__Exercise details__:
Separate out the lines that hold "text".

__Available data__:
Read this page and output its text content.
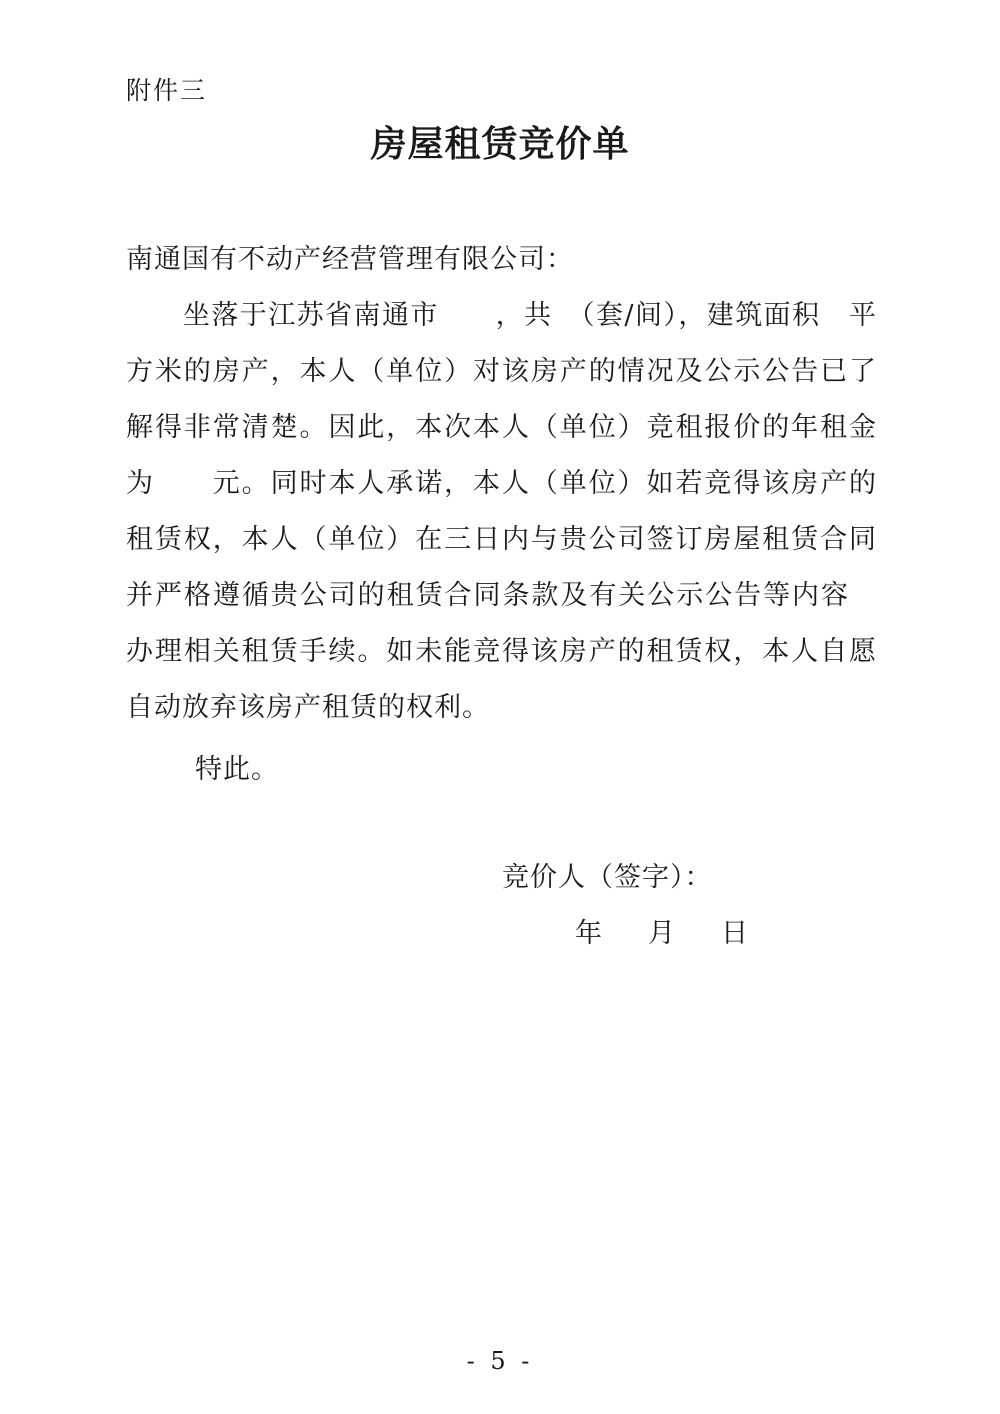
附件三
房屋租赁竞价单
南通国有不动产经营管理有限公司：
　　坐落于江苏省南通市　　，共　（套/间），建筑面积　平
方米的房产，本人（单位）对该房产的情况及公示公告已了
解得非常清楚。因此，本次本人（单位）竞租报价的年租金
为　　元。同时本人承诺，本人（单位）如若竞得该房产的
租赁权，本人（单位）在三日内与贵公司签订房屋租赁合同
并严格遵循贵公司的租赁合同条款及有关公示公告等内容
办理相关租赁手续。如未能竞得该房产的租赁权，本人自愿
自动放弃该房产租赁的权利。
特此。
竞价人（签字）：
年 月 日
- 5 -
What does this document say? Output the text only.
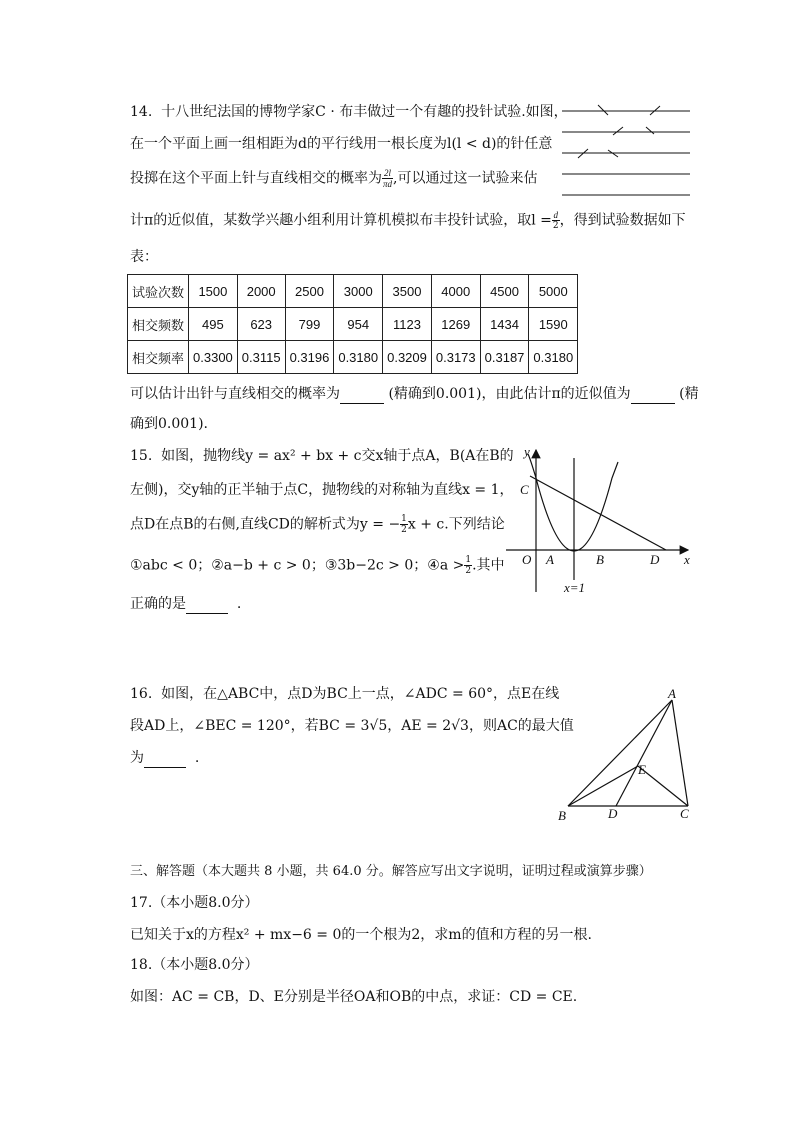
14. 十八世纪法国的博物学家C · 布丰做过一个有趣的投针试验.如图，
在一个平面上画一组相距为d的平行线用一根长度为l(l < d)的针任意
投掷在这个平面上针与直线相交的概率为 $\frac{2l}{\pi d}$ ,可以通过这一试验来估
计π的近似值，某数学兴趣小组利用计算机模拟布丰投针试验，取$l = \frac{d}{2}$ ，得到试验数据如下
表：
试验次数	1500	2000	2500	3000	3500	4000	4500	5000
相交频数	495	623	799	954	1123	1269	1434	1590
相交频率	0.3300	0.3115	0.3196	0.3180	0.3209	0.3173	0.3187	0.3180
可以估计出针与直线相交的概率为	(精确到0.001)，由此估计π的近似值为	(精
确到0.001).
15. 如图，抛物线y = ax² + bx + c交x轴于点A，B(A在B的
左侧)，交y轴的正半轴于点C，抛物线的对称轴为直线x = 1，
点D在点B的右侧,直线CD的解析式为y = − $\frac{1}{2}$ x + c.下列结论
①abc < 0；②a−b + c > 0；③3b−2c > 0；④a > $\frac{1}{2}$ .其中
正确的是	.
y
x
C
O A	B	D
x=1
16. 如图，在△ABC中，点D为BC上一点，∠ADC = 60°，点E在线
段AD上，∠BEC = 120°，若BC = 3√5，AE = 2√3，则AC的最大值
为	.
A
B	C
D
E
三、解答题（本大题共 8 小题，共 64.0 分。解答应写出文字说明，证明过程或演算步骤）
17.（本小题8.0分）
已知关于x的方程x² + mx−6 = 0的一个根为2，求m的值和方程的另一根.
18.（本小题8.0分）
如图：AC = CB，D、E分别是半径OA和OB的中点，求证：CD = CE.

__Output for this exercise__:
Read this page and output its text content.
What does this document say? Output the text only.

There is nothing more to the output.